* START *
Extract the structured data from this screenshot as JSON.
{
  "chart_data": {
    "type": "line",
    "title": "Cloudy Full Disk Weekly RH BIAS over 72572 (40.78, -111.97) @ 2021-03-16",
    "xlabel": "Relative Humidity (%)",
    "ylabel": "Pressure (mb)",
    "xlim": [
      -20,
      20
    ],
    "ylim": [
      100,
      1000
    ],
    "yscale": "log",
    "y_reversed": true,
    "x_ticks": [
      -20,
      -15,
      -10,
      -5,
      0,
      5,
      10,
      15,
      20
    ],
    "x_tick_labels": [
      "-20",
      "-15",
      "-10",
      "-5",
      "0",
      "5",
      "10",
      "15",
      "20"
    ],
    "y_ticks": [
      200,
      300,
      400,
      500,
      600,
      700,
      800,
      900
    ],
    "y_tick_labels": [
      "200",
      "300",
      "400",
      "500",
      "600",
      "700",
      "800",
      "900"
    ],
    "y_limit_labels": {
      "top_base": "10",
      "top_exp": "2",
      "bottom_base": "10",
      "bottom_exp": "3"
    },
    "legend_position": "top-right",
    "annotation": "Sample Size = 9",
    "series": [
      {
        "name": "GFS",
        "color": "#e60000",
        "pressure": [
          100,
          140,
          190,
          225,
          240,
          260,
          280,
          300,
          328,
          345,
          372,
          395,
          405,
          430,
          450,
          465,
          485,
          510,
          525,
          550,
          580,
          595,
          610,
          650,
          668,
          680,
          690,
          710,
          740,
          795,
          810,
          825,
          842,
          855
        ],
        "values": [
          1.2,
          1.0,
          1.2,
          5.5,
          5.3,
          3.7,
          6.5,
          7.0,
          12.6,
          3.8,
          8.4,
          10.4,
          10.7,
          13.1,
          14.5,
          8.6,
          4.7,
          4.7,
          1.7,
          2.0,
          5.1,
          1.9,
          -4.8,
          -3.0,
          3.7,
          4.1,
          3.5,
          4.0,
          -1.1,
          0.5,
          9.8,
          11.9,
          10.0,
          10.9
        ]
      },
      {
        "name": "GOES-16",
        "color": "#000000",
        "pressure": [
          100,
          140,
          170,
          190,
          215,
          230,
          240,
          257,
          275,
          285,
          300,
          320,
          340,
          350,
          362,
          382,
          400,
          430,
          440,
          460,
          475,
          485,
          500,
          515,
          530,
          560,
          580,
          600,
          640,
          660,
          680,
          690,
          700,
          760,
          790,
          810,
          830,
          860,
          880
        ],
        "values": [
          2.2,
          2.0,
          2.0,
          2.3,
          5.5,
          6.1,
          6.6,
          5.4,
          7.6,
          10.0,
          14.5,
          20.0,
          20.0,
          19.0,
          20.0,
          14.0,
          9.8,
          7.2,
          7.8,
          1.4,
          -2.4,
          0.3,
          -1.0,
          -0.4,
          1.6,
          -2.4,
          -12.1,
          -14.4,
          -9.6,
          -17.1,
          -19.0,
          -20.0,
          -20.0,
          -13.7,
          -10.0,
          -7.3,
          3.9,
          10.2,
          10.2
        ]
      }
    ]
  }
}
* END *
* START *
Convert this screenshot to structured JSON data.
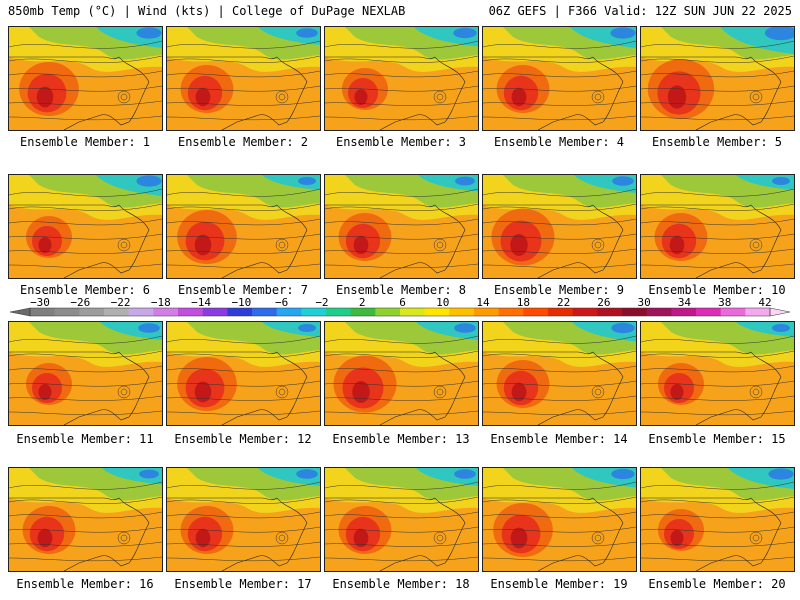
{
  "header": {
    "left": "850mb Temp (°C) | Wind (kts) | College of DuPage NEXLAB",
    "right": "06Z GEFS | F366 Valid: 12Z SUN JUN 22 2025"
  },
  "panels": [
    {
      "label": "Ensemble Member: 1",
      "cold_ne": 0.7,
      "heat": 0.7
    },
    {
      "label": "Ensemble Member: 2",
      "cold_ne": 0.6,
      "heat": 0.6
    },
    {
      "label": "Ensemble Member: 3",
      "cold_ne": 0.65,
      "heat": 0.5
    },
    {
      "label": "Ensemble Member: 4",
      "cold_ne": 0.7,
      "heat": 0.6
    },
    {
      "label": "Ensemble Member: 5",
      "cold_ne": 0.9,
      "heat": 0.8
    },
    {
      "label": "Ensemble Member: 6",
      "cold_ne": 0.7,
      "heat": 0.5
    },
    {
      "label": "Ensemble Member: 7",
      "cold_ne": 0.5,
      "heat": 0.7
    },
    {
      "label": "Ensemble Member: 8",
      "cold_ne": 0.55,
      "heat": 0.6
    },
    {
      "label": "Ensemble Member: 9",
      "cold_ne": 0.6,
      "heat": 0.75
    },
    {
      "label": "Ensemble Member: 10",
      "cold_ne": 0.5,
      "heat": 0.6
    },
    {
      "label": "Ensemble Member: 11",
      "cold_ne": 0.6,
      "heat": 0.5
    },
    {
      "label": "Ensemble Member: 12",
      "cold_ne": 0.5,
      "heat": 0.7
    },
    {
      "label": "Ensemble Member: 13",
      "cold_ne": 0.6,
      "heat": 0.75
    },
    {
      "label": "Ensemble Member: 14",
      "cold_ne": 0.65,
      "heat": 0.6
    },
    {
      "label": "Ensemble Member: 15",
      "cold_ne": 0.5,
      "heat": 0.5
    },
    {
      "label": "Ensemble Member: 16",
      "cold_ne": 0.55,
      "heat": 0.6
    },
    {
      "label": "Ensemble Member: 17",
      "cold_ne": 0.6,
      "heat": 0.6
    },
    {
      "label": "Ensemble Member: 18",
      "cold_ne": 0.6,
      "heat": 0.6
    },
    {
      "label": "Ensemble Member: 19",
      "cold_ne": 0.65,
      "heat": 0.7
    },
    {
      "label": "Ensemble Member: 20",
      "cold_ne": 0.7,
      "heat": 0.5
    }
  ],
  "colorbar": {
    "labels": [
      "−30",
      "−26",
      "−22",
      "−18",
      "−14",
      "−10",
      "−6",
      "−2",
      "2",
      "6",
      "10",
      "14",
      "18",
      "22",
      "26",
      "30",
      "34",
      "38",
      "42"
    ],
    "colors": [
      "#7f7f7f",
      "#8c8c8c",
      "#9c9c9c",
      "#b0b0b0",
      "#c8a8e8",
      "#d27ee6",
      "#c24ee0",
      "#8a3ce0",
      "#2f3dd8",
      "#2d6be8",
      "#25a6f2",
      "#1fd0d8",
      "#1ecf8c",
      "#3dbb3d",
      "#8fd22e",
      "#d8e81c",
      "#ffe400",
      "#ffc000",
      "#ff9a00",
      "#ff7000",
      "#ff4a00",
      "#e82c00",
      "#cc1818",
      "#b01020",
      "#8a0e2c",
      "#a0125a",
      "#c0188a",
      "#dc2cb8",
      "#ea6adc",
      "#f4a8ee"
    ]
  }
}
* END *
Search the entries for the word "structured", then gather every line that has it.

Extract the structured data from this screenshot as JSON.
Convert this screenshot to structured JSON data.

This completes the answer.